__What is needed__:
Each line of the material below that holds the word "Gluconeogenesis" needs to be copied.

BEGIN

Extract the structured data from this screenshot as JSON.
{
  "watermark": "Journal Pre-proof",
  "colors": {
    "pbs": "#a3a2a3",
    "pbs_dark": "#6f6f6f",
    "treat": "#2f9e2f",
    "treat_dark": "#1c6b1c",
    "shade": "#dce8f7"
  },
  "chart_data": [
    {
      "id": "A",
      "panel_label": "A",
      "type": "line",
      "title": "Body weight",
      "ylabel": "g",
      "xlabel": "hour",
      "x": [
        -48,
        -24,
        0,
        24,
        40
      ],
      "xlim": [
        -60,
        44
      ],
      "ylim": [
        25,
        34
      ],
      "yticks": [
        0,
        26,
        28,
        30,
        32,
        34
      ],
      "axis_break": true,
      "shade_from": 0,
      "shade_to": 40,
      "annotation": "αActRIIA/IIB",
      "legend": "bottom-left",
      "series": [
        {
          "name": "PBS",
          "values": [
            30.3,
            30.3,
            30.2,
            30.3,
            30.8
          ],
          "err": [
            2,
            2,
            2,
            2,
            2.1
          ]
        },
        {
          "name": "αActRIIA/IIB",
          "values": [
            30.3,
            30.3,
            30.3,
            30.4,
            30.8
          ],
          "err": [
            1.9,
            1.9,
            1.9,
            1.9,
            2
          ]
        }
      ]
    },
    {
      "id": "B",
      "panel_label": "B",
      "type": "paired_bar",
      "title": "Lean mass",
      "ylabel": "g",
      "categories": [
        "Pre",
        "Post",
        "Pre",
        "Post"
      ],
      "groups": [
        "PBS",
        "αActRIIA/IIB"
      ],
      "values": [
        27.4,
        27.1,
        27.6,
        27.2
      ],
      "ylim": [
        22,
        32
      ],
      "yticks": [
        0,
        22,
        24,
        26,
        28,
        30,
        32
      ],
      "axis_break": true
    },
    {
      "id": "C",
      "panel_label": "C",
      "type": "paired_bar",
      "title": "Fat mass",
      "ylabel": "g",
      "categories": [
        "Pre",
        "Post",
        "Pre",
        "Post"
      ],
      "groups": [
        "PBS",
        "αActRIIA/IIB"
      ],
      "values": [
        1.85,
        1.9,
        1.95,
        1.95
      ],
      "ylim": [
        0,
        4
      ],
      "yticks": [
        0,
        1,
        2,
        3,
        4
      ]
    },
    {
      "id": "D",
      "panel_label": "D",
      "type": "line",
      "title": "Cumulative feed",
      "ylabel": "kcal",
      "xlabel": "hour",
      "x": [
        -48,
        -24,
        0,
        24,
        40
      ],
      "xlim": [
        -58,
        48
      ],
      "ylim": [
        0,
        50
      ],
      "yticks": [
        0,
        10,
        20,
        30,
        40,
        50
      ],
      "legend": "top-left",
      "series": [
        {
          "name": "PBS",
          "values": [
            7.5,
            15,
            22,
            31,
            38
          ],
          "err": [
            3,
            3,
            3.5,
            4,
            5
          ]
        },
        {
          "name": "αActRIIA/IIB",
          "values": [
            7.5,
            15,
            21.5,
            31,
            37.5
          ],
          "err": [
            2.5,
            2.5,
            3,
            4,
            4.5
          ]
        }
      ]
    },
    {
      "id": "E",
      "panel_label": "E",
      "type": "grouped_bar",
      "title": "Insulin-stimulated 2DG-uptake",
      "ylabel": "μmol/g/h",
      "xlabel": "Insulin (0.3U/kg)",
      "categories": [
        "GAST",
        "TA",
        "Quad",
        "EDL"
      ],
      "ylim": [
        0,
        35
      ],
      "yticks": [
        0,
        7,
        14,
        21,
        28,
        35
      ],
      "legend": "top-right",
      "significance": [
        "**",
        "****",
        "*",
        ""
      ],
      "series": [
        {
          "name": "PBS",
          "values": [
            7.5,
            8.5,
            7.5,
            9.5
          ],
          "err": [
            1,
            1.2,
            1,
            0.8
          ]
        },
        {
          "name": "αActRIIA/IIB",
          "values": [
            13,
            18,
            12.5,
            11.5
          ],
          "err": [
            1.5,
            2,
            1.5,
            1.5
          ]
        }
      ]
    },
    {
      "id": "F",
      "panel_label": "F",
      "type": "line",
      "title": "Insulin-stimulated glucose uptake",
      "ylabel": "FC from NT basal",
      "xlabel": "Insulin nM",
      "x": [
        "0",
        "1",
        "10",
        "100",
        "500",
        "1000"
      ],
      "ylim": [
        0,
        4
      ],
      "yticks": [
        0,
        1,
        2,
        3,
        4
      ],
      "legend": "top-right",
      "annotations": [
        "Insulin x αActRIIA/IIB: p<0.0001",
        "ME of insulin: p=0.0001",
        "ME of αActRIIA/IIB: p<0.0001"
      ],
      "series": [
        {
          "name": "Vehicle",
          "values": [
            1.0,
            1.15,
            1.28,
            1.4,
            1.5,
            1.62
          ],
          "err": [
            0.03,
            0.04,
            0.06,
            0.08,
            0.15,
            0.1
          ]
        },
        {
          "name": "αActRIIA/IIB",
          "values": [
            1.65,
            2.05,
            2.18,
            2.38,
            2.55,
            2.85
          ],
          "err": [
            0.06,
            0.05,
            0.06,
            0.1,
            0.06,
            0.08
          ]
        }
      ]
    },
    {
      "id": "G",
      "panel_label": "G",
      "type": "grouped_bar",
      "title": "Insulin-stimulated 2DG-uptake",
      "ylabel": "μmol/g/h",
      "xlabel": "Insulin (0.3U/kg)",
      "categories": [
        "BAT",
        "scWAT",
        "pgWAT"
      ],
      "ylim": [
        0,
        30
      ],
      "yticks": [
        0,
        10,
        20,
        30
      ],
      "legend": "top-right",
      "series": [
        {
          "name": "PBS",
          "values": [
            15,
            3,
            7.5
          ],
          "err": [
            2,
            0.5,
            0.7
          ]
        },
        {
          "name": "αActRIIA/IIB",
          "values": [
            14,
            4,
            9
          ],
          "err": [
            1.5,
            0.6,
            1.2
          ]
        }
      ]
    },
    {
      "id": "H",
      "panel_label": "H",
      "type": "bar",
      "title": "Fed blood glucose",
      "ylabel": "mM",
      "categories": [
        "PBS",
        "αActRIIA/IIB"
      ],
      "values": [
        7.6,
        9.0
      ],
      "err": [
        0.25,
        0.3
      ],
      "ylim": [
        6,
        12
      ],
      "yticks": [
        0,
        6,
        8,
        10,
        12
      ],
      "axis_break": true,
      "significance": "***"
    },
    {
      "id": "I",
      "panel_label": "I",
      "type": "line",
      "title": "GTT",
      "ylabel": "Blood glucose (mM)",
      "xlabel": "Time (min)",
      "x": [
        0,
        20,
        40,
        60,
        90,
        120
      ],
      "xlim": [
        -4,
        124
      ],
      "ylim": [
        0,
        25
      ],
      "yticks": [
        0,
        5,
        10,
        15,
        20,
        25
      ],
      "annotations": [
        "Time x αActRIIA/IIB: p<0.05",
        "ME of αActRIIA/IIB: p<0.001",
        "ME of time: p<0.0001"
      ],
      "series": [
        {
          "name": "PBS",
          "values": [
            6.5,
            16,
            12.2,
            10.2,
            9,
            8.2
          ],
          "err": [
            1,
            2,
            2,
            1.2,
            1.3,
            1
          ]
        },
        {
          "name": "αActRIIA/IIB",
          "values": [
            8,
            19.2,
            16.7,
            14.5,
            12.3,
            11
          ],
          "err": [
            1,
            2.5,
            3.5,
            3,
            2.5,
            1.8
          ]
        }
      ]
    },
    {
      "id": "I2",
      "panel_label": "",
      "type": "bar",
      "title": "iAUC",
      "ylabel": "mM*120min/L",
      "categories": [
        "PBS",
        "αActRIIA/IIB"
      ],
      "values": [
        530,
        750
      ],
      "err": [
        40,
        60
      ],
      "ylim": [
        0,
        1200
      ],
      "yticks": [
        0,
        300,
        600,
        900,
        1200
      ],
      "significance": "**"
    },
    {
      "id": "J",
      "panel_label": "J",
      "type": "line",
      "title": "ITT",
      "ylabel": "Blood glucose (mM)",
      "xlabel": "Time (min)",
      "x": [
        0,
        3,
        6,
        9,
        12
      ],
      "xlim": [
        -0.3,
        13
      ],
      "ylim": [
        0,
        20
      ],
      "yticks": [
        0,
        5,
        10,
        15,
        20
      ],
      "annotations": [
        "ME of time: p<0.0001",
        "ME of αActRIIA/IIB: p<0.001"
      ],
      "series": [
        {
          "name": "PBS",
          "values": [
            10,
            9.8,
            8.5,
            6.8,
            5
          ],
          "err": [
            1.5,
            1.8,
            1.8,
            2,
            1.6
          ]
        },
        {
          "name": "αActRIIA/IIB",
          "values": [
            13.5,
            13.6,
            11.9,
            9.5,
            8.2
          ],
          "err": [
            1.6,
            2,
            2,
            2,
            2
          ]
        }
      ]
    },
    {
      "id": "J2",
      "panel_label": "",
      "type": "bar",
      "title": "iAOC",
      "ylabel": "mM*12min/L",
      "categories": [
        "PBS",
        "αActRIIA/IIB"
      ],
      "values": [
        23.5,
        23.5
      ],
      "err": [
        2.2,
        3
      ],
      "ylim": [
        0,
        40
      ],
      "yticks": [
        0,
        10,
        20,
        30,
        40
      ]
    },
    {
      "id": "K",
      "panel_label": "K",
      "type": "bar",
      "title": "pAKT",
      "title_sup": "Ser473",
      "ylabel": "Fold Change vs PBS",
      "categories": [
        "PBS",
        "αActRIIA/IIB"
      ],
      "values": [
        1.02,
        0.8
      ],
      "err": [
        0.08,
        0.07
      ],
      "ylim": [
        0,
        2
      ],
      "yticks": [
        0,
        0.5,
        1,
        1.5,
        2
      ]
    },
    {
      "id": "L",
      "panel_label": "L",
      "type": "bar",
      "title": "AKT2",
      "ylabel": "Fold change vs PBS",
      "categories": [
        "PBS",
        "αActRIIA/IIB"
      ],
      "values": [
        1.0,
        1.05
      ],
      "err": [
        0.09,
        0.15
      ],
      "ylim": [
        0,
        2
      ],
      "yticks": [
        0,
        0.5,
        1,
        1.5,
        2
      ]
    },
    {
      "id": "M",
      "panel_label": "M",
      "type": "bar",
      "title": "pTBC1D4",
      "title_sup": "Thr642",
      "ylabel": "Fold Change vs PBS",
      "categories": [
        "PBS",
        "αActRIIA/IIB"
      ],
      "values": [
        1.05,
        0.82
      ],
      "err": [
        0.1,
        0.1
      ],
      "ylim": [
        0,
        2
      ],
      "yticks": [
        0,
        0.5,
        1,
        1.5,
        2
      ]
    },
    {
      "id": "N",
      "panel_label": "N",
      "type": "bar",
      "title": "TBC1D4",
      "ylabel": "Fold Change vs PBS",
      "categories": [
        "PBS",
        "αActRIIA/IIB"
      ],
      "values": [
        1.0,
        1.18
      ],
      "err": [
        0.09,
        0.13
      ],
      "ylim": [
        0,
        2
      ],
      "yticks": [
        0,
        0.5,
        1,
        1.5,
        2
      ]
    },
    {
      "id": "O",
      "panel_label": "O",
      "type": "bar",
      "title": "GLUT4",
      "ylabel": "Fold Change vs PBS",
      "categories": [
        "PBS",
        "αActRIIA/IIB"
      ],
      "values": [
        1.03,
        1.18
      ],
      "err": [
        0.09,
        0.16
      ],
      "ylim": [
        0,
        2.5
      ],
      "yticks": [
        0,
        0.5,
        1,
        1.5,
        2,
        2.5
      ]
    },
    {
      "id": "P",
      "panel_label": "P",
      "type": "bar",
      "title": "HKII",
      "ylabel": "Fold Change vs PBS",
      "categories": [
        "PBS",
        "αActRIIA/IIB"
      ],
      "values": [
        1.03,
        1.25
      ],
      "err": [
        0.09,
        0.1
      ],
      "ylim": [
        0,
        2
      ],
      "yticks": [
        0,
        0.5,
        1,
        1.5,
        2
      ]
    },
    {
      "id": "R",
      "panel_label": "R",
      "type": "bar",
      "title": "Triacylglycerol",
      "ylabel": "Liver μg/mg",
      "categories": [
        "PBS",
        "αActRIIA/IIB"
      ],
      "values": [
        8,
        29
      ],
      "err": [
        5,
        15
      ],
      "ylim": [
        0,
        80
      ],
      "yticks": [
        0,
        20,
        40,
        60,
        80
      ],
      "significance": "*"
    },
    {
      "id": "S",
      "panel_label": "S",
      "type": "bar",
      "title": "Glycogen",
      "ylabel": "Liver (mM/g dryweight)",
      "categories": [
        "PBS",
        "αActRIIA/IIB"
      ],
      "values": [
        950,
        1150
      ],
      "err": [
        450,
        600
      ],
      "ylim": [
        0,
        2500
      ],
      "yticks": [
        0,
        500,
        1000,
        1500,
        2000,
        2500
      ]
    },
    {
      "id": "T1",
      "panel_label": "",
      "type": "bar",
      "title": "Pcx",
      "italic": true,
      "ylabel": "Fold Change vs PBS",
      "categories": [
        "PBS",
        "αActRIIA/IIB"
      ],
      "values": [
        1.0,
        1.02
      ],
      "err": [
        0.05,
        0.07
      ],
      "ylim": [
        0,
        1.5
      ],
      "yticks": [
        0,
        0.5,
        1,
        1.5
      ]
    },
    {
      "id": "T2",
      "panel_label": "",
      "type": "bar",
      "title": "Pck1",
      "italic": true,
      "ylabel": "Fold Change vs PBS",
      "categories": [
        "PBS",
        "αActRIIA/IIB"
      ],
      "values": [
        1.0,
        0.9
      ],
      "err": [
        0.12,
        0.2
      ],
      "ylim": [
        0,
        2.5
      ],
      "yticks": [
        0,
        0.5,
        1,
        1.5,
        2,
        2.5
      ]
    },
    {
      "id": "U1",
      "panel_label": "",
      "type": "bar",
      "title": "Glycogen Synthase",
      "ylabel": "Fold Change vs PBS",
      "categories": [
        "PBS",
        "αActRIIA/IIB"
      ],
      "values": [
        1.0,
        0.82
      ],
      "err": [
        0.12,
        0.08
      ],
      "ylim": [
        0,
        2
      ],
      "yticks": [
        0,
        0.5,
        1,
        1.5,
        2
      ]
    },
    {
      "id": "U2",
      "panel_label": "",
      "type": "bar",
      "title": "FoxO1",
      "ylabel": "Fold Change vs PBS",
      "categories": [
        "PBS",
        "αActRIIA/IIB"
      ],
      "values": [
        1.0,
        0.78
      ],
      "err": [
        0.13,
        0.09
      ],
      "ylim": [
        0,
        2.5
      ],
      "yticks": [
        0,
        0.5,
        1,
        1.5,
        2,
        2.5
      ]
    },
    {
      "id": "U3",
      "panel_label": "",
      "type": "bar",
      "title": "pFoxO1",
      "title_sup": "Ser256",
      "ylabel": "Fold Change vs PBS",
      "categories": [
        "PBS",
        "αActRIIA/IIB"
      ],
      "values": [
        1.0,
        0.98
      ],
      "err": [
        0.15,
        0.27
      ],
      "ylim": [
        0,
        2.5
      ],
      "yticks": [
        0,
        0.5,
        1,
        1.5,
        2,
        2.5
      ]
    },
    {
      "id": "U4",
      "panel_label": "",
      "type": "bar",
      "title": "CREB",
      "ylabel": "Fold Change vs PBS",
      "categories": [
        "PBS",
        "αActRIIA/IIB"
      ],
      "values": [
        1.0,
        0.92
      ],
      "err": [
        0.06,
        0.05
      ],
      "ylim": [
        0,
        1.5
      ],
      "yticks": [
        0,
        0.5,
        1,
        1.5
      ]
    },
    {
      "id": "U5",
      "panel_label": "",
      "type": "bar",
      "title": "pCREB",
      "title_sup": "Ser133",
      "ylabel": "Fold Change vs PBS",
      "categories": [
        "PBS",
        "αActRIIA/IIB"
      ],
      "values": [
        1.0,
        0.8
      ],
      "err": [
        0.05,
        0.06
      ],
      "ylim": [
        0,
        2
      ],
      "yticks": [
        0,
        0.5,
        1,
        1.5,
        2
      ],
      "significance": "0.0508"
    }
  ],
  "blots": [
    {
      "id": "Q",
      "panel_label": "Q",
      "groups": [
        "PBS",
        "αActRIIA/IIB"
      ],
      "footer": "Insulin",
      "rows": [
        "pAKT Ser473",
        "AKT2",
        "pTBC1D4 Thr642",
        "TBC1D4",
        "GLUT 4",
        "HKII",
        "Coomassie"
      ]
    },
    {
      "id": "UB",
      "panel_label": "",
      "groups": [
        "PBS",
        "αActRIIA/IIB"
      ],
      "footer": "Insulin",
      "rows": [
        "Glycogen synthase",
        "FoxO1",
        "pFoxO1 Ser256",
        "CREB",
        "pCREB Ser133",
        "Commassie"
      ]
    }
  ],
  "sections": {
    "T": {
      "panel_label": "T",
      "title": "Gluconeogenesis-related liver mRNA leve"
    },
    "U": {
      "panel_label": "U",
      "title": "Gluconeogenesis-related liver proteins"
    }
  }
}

END

__Result of the exercise__:
      "title": "Gluconeogenesis-related liver mRNA leve"
      "title": "Gluconeogenesis-related liver proteins"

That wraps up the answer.